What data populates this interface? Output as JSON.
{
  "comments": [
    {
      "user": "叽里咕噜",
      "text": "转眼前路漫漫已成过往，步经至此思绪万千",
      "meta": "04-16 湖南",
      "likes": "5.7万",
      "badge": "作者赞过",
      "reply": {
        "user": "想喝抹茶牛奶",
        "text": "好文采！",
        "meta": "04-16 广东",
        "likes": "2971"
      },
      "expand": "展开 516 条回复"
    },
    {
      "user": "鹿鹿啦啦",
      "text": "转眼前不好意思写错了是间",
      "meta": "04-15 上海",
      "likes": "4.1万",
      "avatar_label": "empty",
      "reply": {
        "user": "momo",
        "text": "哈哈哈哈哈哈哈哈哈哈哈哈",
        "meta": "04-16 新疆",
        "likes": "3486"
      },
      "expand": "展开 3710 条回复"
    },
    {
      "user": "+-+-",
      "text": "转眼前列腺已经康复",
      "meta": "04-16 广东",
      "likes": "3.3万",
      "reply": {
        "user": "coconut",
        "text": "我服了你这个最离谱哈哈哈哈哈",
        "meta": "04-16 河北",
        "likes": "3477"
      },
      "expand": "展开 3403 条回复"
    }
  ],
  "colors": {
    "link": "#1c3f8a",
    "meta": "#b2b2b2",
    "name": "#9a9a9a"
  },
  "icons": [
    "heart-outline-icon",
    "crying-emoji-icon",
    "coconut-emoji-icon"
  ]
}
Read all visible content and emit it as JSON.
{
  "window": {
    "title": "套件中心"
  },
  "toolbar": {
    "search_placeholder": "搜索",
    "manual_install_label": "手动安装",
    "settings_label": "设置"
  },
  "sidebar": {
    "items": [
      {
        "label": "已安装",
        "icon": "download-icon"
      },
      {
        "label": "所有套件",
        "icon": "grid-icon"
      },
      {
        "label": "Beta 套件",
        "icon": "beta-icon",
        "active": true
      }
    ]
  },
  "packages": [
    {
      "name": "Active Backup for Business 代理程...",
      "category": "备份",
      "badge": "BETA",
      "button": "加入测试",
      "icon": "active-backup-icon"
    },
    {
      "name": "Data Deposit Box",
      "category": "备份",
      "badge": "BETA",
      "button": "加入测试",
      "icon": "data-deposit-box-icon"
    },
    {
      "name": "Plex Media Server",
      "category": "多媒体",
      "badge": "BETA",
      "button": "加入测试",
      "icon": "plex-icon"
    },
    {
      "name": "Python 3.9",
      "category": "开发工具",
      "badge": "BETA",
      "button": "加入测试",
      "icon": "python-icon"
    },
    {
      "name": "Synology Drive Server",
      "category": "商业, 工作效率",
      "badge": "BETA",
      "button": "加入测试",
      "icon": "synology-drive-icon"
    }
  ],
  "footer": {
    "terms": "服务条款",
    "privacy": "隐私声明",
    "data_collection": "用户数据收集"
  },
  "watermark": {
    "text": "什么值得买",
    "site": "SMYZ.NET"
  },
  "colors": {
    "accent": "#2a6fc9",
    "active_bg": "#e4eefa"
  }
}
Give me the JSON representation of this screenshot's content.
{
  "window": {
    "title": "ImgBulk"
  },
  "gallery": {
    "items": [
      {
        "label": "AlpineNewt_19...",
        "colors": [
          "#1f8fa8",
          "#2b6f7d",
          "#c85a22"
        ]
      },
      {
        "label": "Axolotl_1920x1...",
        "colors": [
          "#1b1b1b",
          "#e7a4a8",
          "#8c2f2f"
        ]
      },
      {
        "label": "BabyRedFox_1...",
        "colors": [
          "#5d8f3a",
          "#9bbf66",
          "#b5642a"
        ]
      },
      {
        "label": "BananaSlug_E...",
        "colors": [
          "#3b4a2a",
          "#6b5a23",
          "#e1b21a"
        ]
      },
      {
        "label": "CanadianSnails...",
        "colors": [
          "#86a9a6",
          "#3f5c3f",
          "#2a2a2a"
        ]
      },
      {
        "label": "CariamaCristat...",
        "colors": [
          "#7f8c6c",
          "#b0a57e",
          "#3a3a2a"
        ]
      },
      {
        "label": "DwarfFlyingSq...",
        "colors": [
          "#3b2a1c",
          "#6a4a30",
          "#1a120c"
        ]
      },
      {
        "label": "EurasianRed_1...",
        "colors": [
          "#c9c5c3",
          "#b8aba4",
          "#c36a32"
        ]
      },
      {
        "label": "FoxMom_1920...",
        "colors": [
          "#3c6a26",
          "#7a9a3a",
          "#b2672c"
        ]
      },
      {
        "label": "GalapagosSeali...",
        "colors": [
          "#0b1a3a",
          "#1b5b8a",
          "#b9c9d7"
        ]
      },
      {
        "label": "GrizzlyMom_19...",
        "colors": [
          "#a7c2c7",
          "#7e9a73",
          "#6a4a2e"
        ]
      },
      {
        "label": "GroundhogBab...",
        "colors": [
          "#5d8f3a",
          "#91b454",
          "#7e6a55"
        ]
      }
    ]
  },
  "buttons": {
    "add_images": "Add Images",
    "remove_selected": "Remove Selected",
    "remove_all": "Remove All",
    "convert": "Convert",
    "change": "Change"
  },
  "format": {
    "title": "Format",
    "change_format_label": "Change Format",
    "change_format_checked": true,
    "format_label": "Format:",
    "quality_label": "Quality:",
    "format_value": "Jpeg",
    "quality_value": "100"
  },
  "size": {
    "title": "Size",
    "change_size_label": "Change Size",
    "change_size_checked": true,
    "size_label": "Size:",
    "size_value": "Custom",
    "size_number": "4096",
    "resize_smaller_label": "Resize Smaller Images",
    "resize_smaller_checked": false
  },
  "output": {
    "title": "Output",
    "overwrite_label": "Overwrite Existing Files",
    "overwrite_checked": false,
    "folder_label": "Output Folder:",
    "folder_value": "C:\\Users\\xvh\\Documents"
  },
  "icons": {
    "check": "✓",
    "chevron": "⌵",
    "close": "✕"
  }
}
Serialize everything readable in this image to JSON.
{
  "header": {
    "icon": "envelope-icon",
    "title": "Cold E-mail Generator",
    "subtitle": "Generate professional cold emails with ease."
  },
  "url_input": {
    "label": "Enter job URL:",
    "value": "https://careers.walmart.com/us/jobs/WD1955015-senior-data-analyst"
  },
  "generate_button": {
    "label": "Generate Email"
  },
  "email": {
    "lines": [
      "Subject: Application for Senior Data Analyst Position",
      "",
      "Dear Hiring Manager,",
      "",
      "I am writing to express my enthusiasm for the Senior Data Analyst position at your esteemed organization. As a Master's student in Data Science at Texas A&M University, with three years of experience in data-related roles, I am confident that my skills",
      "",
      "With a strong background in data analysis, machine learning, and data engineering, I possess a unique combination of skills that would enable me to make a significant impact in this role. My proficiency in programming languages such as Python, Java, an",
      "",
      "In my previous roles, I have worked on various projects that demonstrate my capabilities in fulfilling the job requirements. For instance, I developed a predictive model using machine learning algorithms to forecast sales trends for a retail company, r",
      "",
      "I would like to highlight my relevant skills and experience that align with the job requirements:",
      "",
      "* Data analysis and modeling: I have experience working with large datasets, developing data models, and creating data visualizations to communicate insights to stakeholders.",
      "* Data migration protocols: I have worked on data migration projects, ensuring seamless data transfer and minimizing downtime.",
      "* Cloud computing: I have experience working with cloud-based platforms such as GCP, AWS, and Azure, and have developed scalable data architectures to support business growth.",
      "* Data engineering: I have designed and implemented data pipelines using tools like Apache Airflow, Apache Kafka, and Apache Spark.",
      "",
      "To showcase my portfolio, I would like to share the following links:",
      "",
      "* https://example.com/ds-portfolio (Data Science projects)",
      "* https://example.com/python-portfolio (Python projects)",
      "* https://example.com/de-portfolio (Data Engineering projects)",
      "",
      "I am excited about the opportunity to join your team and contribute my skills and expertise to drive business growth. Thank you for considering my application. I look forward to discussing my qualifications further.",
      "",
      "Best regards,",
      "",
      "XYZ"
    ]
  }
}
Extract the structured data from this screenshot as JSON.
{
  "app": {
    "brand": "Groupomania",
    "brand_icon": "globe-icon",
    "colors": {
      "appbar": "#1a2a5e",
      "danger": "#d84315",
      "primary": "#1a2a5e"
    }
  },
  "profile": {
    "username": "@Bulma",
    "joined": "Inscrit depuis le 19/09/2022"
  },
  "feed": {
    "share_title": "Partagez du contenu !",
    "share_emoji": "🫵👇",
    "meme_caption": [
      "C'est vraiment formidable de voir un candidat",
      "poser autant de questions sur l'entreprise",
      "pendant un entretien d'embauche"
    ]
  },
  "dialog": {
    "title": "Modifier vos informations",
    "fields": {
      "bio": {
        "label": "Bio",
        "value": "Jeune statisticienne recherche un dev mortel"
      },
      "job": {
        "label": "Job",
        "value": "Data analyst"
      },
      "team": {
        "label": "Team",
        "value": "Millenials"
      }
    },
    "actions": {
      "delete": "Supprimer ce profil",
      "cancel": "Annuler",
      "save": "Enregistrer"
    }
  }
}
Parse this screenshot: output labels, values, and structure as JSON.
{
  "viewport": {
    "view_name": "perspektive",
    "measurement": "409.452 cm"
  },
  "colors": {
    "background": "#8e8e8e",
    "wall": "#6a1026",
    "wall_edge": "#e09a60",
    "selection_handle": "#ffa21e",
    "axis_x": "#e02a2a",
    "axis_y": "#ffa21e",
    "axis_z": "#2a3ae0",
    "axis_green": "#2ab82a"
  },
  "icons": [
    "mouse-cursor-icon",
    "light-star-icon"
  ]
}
________________
Prompt ▸
Copy each line of the data that contains the word "would".

Finished task ▸
      "With a strong background in data analysis, machine learning, and data engineering, I possess a unique combination of skills that would enable me to make a significant impact in this role. My proficiency in programming languages such as Python, Java, an",
      "I would like to highlight my relevant skills and experience that align with the job requirements:",
      "To showcase my portfolio, I would like to share the following links:",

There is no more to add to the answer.